**Exercise goal**
Rewrite the lines from the first one through the line containing "triangle-tool-button[interactable] xyxy=(1594,6,1654,66)", putting "clickable" wherever "interactable" appears and keeping everything else the same.

**Input for this task**
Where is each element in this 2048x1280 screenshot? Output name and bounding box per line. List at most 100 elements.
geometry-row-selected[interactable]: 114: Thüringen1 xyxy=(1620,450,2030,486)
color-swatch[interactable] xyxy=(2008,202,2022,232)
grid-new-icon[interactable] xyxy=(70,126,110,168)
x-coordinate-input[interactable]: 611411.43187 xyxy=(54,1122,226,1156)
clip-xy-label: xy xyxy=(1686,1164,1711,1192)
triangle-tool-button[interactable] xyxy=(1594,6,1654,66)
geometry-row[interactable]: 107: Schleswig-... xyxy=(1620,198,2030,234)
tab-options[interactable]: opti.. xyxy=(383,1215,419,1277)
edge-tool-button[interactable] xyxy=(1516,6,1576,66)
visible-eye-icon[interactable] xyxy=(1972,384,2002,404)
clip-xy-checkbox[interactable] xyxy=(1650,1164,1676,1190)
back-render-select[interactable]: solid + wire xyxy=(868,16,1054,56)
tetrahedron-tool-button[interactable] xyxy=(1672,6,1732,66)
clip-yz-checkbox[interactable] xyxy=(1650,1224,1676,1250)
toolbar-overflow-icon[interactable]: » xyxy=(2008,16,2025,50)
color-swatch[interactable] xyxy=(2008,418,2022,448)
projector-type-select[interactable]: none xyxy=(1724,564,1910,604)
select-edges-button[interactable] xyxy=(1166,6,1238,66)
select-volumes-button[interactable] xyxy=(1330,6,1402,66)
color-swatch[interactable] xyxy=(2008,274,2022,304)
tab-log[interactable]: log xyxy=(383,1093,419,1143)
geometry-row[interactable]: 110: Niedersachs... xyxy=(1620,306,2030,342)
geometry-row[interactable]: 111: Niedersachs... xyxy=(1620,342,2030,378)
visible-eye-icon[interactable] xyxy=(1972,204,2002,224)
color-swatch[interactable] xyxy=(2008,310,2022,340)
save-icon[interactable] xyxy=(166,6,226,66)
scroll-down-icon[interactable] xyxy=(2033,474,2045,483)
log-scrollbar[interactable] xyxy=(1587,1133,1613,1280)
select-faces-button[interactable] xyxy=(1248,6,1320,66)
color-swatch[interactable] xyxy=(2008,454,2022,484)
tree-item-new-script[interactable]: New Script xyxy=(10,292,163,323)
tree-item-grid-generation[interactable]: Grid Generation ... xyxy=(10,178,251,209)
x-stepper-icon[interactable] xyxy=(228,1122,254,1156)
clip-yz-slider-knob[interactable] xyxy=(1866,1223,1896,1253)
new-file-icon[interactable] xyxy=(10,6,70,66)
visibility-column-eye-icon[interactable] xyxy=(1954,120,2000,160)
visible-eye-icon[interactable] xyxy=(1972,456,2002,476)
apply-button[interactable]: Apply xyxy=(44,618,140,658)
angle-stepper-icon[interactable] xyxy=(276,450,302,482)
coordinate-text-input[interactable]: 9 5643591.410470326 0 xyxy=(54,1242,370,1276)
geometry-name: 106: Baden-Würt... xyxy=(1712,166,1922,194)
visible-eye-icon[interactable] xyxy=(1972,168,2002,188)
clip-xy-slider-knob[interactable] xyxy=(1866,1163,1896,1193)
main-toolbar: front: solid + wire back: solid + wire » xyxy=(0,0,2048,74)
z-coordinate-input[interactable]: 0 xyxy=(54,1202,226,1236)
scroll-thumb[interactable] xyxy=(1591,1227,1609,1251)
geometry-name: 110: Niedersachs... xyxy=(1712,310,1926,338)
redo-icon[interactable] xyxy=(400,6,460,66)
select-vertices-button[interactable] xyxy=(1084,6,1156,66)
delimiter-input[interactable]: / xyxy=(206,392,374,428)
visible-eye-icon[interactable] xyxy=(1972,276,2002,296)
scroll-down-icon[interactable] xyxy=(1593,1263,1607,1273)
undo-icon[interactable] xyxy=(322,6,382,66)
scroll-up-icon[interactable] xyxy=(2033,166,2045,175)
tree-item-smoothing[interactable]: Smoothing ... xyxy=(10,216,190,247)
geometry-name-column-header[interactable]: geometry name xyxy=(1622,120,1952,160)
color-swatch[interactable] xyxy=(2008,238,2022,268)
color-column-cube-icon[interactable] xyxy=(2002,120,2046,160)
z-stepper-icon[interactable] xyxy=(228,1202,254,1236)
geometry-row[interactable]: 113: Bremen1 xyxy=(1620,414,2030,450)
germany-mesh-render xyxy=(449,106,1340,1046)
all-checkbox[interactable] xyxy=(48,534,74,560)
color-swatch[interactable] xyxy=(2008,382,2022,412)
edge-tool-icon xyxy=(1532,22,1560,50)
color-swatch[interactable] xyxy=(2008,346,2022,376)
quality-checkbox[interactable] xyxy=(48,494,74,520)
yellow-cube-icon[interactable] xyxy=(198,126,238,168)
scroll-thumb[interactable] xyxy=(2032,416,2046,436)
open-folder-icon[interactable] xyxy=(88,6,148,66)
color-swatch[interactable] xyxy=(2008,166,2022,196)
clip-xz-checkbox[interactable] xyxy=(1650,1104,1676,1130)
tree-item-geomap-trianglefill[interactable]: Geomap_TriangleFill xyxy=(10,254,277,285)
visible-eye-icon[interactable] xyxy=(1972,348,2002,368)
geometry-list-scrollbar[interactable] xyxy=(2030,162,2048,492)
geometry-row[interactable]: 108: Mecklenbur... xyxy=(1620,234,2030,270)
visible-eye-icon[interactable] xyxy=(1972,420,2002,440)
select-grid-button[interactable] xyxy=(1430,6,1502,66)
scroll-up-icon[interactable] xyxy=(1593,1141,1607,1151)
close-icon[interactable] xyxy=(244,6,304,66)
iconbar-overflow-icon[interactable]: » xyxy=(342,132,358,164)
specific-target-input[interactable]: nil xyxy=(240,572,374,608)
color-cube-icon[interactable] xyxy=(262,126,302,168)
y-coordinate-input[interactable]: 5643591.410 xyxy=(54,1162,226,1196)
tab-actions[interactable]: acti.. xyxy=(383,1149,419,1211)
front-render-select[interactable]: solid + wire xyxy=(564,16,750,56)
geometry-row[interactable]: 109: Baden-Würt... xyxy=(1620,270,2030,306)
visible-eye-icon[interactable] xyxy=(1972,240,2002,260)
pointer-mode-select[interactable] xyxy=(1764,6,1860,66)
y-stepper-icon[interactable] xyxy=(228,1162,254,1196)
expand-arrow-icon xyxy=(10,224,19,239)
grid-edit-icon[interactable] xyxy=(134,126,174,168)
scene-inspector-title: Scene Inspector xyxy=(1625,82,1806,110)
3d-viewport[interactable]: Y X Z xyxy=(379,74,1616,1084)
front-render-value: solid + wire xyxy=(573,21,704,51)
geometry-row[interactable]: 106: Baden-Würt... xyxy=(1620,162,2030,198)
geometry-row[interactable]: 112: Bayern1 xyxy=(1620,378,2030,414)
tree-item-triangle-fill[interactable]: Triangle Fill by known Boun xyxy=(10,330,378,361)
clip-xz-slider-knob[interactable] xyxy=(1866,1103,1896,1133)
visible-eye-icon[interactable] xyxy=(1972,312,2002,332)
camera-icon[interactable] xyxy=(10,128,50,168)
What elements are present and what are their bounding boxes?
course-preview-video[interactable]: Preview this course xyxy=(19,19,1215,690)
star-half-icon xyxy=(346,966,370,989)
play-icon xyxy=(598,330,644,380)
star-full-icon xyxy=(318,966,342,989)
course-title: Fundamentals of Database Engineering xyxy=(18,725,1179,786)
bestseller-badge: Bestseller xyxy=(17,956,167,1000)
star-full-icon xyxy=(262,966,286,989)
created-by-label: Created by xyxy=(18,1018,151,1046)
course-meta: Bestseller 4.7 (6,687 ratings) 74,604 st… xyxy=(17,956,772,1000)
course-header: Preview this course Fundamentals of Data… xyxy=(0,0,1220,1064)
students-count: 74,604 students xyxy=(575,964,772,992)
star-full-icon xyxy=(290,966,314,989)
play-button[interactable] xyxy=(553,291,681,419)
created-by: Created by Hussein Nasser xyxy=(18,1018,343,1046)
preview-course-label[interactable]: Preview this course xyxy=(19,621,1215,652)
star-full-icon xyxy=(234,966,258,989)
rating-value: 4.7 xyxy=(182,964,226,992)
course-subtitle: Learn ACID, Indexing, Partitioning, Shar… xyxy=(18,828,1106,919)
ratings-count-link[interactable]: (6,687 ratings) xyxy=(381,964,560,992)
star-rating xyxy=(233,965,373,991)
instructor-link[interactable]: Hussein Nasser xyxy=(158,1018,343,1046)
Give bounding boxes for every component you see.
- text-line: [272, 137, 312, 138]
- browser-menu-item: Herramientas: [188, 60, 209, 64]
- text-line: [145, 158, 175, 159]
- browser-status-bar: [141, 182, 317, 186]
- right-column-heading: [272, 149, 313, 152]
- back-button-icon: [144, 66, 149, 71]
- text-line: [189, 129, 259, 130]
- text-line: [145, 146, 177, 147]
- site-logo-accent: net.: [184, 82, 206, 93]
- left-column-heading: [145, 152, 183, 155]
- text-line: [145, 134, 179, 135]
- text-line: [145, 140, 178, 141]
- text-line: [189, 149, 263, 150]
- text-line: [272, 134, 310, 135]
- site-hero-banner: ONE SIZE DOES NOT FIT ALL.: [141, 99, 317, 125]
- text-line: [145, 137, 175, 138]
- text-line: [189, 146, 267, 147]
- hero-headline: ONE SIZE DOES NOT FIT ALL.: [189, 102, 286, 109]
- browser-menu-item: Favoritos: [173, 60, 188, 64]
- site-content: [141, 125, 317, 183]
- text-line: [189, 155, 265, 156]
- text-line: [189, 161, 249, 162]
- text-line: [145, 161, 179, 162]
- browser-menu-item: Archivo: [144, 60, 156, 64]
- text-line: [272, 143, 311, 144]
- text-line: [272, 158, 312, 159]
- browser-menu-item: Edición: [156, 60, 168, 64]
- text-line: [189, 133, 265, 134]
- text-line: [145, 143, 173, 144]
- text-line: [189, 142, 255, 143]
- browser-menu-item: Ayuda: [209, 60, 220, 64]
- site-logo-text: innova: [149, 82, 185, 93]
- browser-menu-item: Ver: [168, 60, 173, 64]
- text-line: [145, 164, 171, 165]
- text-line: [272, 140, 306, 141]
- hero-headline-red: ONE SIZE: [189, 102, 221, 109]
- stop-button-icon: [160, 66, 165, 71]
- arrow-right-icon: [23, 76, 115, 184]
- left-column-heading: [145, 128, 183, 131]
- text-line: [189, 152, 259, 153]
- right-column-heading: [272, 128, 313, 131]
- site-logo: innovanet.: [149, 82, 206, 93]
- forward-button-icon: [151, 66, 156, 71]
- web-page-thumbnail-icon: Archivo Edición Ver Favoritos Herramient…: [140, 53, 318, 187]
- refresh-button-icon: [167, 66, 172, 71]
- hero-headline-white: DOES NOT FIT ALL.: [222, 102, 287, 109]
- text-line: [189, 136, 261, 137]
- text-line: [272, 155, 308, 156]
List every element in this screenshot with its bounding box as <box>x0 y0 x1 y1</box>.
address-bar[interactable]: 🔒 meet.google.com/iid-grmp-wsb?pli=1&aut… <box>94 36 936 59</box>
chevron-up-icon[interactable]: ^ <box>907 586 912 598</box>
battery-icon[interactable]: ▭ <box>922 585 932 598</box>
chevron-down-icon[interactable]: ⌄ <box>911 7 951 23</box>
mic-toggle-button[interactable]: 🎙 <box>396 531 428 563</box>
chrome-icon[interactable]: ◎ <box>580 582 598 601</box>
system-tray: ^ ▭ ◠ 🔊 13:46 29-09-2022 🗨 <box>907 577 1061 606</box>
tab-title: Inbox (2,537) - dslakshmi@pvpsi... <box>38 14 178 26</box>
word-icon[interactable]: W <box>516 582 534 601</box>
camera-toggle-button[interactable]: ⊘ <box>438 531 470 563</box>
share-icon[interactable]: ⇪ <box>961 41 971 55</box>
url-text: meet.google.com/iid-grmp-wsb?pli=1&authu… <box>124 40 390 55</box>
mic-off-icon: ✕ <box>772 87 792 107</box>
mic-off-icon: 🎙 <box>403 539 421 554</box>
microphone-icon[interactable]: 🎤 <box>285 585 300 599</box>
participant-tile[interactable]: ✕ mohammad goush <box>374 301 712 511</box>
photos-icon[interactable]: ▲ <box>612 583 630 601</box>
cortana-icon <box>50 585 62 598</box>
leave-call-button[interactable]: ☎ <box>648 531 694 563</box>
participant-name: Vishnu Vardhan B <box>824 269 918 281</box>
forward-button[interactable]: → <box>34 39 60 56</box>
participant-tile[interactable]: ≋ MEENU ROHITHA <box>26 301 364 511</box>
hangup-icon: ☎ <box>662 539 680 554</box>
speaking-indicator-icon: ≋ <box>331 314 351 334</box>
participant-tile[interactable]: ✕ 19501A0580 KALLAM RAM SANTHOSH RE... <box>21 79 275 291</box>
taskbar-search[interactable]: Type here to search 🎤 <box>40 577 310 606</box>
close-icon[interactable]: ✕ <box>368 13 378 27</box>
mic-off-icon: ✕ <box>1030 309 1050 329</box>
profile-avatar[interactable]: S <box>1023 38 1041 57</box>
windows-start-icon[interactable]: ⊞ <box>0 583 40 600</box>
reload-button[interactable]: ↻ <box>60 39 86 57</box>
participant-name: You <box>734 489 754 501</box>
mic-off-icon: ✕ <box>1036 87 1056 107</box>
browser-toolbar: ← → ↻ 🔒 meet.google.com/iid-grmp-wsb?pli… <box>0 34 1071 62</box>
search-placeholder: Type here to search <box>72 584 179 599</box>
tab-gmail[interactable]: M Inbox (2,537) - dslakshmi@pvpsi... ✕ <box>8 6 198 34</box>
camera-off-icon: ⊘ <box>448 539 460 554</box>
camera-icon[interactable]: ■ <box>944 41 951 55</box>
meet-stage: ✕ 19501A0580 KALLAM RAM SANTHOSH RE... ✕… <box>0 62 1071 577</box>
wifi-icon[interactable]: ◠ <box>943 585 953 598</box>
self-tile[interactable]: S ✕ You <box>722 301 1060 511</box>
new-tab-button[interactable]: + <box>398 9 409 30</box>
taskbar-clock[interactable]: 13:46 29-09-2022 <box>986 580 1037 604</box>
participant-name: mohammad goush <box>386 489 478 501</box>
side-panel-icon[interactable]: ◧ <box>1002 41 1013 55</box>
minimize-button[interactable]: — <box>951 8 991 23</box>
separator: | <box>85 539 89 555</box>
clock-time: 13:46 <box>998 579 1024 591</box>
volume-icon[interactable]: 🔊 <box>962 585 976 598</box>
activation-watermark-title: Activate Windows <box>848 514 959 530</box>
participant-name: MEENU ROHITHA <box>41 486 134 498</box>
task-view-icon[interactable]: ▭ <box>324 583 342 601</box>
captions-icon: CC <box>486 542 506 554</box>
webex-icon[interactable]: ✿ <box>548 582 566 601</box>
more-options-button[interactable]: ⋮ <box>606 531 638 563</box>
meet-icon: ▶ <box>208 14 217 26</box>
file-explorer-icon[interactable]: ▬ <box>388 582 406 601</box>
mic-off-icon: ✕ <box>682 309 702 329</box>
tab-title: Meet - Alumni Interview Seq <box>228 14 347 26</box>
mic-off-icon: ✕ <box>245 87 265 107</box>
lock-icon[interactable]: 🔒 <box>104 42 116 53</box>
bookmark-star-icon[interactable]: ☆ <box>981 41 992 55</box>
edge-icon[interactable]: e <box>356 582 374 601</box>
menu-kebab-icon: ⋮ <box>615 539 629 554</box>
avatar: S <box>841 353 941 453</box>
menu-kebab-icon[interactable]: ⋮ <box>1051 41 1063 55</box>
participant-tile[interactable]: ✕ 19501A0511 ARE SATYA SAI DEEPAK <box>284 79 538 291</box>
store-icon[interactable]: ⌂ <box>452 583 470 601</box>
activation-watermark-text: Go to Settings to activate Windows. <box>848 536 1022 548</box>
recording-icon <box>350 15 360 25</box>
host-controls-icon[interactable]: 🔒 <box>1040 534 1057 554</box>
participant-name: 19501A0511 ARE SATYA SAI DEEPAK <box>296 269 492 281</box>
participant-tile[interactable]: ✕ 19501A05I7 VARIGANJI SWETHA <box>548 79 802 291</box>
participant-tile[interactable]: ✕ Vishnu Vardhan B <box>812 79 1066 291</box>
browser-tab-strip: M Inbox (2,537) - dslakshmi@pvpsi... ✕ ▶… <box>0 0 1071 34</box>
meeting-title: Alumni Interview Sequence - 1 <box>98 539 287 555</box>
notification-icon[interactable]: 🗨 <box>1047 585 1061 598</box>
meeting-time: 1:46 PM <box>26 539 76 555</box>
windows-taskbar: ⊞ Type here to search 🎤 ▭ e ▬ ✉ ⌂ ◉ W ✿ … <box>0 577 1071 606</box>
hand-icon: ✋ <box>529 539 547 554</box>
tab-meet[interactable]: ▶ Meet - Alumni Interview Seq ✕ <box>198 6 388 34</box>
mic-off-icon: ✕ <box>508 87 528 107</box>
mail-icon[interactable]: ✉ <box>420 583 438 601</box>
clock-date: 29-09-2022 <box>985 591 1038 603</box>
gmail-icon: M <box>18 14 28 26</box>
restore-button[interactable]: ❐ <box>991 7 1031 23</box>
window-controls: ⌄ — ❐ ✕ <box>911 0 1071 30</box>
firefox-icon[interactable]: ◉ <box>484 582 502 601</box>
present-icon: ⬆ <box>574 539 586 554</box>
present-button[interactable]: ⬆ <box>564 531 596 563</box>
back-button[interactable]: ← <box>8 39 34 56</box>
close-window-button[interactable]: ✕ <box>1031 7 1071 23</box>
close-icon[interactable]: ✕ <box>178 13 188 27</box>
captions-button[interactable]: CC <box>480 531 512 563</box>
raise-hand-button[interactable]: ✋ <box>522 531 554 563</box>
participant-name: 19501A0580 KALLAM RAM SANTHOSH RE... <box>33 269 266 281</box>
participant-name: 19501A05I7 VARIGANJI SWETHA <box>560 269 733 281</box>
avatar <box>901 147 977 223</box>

**Complete answer**
Where is each element in this 2048x1280 screenshot? Output name and bounding box per line. List at most 100 elements.
geometry-row-selected[clickable]: 114: Thüringen1 xyxy=(1620,450,2030,486)
color-swatch[clickable] xyxy=(2008,202,2022,232)
grid-new-icon[clickable] xyxy=(70,126,110,168)
x-coordinate-input[clickable]: 611411.43187 xyxy=(54,1122,226,1156)
clip-xy-label: xy xyxy=(1686,1164,1711,1192)
triangle-tool-button[clickable] xyxy=(1594,6,1654,66)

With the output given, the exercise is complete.